-- DIRECTION --
In the page text on the Shiva crater, what is the age of the structure inferred from?

-- PAGE TEXT --
★ ★ ★ ★

- Location: Offshore west of Mumbai, India; 18°40′N 70°14′E﻿ / ﻿18.667°N 70.233°E;

Impact crater structure
- Confidence: Dubious
- Diameter: 500 km (310 mi)
- Age: ~66 million years Cretaceous–Paleogene boundary (claimed)
- Exposed: No
- Drilled: No

= Shiva crater =

Alleged impact crater west of India

The Shiva crater is a proposed impact crater on the Indian continental shelf, located offshore to the west of Mumbai. Paleontologist Sankar Chatterjee and his colleagues proposed that the crater was formed around the Cretaceous–Paleogene boundary. They suggested that the impact may have contributed to the K–Pg extinction event. However, other researchers have found no convincing evidence of an impact structure.

== Formation and geology ==
As per paleontologist Sankar Chatterjee and his colleagues, the Shiva crater was formed around 65 million years ago, about the same time as a number of other impact craters were formed during the Cretaceous–Paleogene boundary. The age of the structure is inferred from the Deccan Traps which overlie part of it. The structure is estimated to be approximately 600 km long and 400 km wide. If confirmed as an impact crater, it would be the largest known impact crater on Earth. Unlike typical known extraterrestrial impact structures, the crater is teardrop shaped. Chatterjee argues that the low angle of an impact combined with boundary fault lines and unstable rock led to this unusual formation. Although the site has shifted since its formation due to sea floor spreading, Chatterjee proposed that it was formed by a asteroid approximately 40 km in diameter.

During the Cretaceous–Paleogene boundary, the Indian plate was located over the Réunion hotspot of the Indian Ocean. Hot material rising from the mantle flooded parts with a vast amount of lava, creating the Deccan Traps. It has been hypothesized that the significant geothermal activity in this region coupled with the impact which caused the crater together set ideal conditions for the maturation of oil and natural gas, which, it is suggested, is the reason for its high rate of occurrence there today.

★ ★ ★ ★

-- MATERIAL SHOWN --

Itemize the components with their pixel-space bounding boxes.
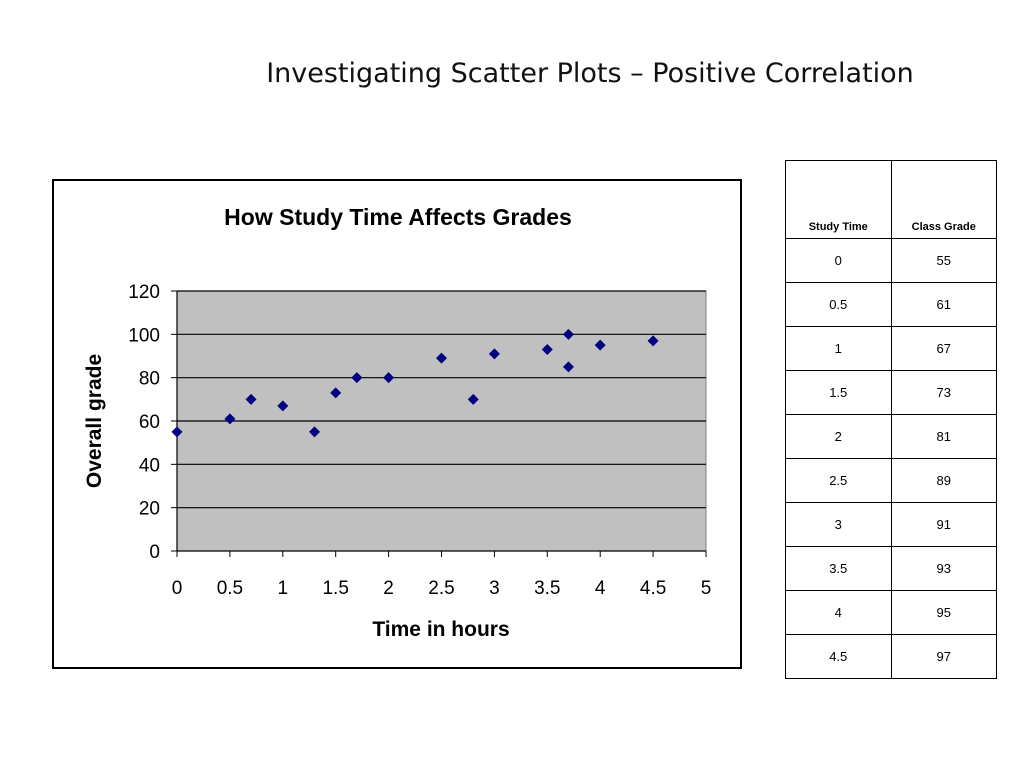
- study-time-cell: 3.5: [785, 546, 892, 591]
- study-time-cell: 0: [785, 238, 892, 283]
- x-tick-label: 5: [701, 578, 712, 599]
- x-tick-label: 1.5: [322, 578, 348, 599]
- data-point: [309, 426, 321, 438]
- data-point: [541, 344, 553, 355]
- y-tick-label: 0: [149, 542, 160, 563]
- y-tick-labels: 0 20 40 60 80 100 120: [128, 282, 160, 563]
- chart-canvas: How Study Time Affects Grades 0204060801…: [83, 204, 712, 641]
- study-time-cell: 1: [785, 326, 892, 371]
- x-tick-label: 0: [172, 578, 183, 599]
- x-tick-label: 3.5: [534, 578, 560, 599]
- scatter-chart: How Study Time Affects Grades 0 20 40 60 80 1…: [52, 179, 742, 669]
- class-grade-cell: 89: [890, 458, 997, 503]
- data-point: [594, 339, 606, 351]
- header-class-grade: Class Grade: [890, 160, 997, 239]
- class-grade-cell: 81: [890, 414, 997, 459]
- study-time-cell: 2: [785, 414, 892, 459]
- y-tick-label: 80: [139, 369, 160, 390]
- y-tick-label: 120: [128, 282, 160, 303]
- data-point: [488, 348, 500, 360]
- y-tick-label: 20: [139, 499, 160, 520]
- gridlines: [177, 290, 706, 509]
- table-row: 2.5 89: [785, 458, 997, 503]
- study-time-cell: 3: [785, 502, 892, 547]
- data-point: [647, 335, 659, 347]
- table-row: 4.5 97: [785, 634, 997, 679]
- axes: [171, 290, 707, 557]
- data-point: [467, 393, 479, 405]
- data-point: [351, 372, 363, 384]
- slide-title: Investigating Scatter Plots – Positive C…: [266, 58, 914, 89]
- x-tick-label: 1: [278, 578, 289, 599]
- table-header-row: Study Time Class Grade: [785, 160, 997, 239]
- table-row: 2 81: [785, 414, 997, 459]
- x-tick-label: 0.5: [217, 578, 243, 599]
- study-time-cell: 4: [785, 590, 892, 635]
- study-time-cell: 4.5: [785, 634, 892, 679]
- class-grade-cell: 61: [890, 282, 997, 327]
- class-grade-cell: 67: [890, 326, 997, 371]
- chart-title: How Study Time Affects Grades: [224, 204, 572, 230]
- x-tick-label: 4: [595, 578, 606, 599]
- study-time-cell: 0.5: [785, 282, 892, 327]
- data-point: [171, 426, 183, 438]
- table-row: 1.5 73: [785, 370, 997, 415]
- data-point: [245, 393, 257, 405]
- data-point: [436, 352, 447, 364]
- data-point: [277, 400, 289, 412]
- table-body: 0 55 0.5 61 1 67 1.5 73 2 81 2.5 89 3 91 3.5 93 4 95 4.5 97: [785, 238, 997, 679]
- table-row: 3 91: [785, 502, 997, 547]
- data-point: [562, 328, 574, 340]
- class-grade-cell: 97: [890, 634, 997, 679]
- y-tick-label: 60: [139, 412, 160, 433]
- data-points: [171, 328, 659, 438]
- x-axis-title: Time in hours: [372, 618, 509, 641]
- class-grade-cell: 93: [890, 546, 997, 591]
- class-grade-cell: 95: [890, 590, 997, 635]
- class-grade-cell: 55: [890, 238, 997, 283]
- table-row: 3.5 93: [785, 546, 997, 591]
- header-study-time: Study Time: [785, 160, 892, 239]
- y-tick-label: 100: [128, 325, 160, 346]
- table-row: 4 95: [785, 590, 997, 635]
- x-tick-label: 2.5: [428, 578, 454, 599]
- table-row: 0.5 61: [785, 282, 997, 327]
- x-tick-label: 4.5: [640, 578, 666, 599]
- study-time-cell: 1.5: [785, 370, 892, 415]
- data-table: Study Time Class Grade 0 55 0.5 61 1 67 1.5 73 2…: [785, 160, 997, 679]
- x-tick-labels: 0 0.5 1 1.5 2 2.5 3 3.5 4 4.5 5: [172, 578, 712, 599]
- x-tick-label: 2: [383, 578, 394, 599]
- study-time-cell: 2.5: [785, 458, 892, 503]
- data-point: [224, 413, 236, 425]
- table-row: 0 55: [785, 238, 997, 283]
- data-point: [383, 372, 395, 384]
- data-point: [562, 361, 574, 373]
- table-row: 1 67: [785, 326, 997, 371]
- x-tick-label: 3: [489, 578, 500, 599]
- class-grade-cell: 73: [890, 370, 997, 415]
- data-point: [330, 387, 342, 399]
- y-tick-label: 40: [139, 455, 160, 476]
- y-axis-title: Overall grade: [83, 354, 106, 488]
- class-grade-cell: 91: [890, 502, 997, 547]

★ ★ ★ ★

-- RESULT OF THIS EXERCISE --
The Deccan Traps, which overlie part of it.